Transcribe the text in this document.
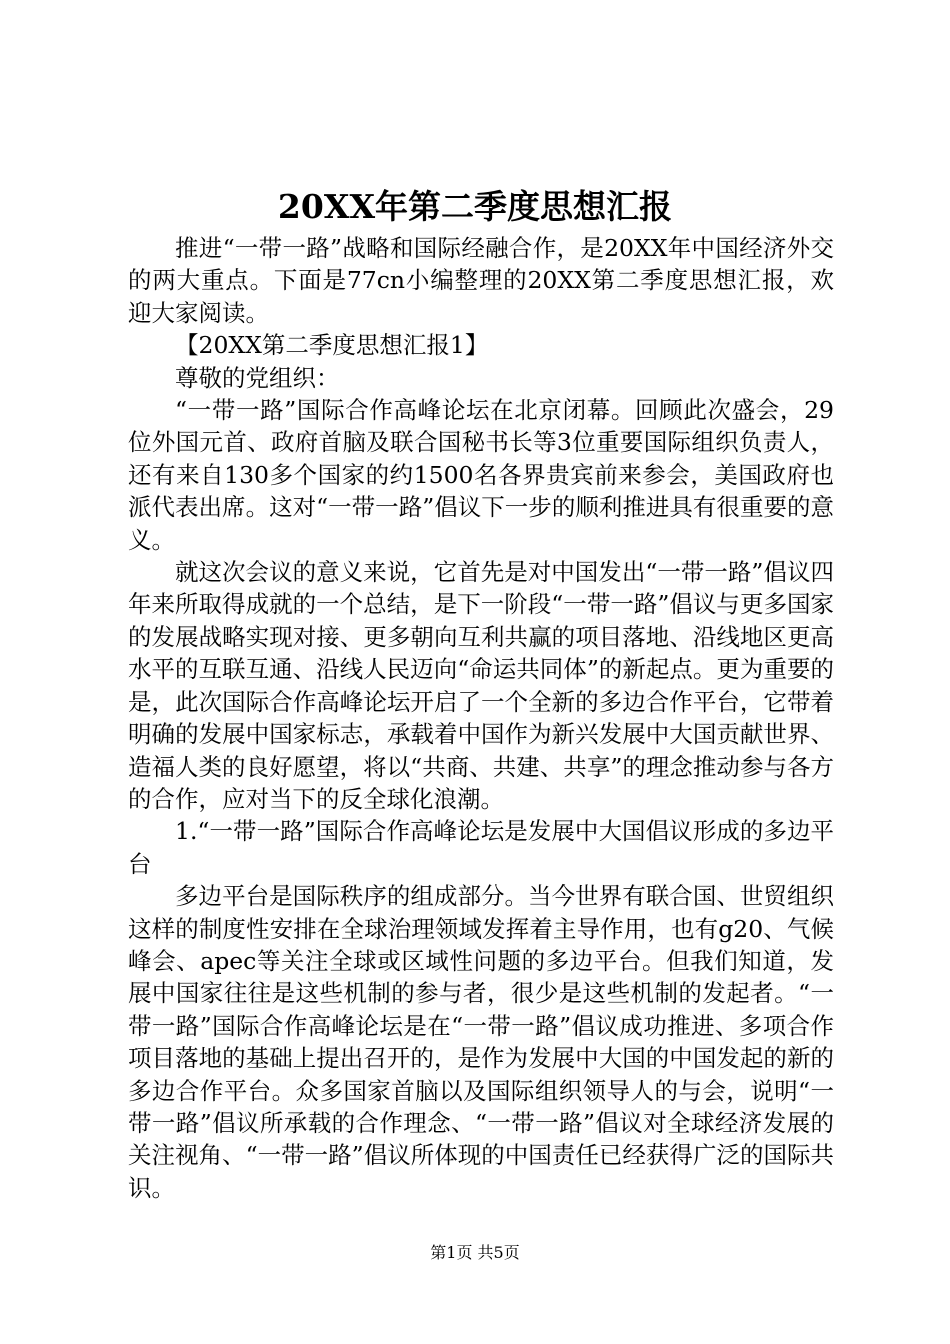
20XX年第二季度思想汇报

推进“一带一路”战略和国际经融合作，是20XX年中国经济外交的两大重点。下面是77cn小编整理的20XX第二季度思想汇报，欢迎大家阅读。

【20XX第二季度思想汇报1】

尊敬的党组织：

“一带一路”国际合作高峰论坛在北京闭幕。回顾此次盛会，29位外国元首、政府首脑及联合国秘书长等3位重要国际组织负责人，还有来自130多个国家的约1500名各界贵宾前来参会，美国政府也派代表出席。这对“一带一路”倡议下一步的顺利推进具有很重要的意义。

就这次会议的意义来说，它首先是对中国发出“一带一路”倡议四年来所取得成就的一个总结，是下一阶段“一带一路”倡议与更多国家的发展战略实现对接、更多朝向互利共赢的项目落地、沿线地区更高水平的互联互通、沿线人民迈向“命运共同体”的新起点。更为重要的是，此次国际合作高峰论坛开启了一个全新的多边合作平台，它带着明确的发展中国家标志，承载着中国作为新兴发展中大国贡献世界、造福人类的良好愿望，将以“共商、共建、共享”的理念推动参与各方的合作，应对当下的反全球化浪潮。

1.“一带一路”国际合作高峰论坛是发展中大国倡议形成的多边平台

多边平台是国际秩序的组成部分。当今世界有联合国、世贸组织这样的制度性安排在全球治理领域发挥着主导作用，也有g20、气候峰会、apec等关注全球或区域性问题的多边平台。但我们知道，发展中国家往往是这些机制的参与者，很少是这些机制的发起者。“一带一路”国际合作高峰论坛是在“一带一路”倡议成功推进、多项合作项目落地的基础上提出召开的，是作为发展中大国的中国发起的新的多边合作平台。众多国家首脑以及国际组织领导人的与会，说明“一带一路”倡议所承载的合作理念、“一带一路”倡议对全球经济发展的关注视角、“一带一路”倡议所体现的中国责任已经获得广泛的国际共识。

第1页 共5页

####################

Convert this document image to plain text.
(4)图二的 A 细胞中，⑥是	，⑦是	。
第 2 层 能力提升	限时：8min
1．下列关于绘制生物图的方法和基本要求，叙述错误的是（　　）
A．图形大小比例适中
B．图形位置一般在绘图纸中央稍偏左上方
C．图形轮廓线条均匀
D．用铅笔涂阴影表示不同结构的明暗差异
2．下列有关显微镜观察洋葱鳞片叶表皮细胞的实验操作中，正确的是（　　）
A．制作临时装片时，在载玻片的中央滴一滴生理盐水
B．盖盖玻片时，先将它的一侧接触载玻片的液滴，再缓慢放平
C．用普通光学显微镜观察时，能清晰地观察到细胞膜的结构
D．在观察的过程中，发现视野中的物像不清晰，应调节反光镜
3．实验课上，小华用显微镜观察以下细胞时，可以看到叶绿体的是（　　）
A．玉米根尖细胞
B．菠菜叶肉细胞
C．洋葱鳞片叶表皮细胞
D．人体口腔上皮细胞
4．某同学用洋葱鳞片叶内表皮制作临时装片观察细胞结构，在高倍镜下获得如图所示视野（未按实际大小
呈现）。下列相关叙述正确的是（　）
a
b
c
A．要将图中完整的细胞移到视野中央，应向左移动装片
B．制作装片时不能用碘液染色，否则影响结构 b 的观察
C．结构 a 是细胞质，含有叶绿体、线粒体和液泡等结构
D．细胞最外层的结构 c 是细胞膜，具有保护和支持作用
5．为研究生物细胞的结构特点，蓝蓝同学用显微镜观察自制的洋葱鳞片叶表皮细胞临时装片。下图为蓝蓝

####################

_Stated exercise_: From the entries, report each line that includes the word "document".

_Reply to the exercise_:
Transcribe the text in this document.
Convert this document image to plain text.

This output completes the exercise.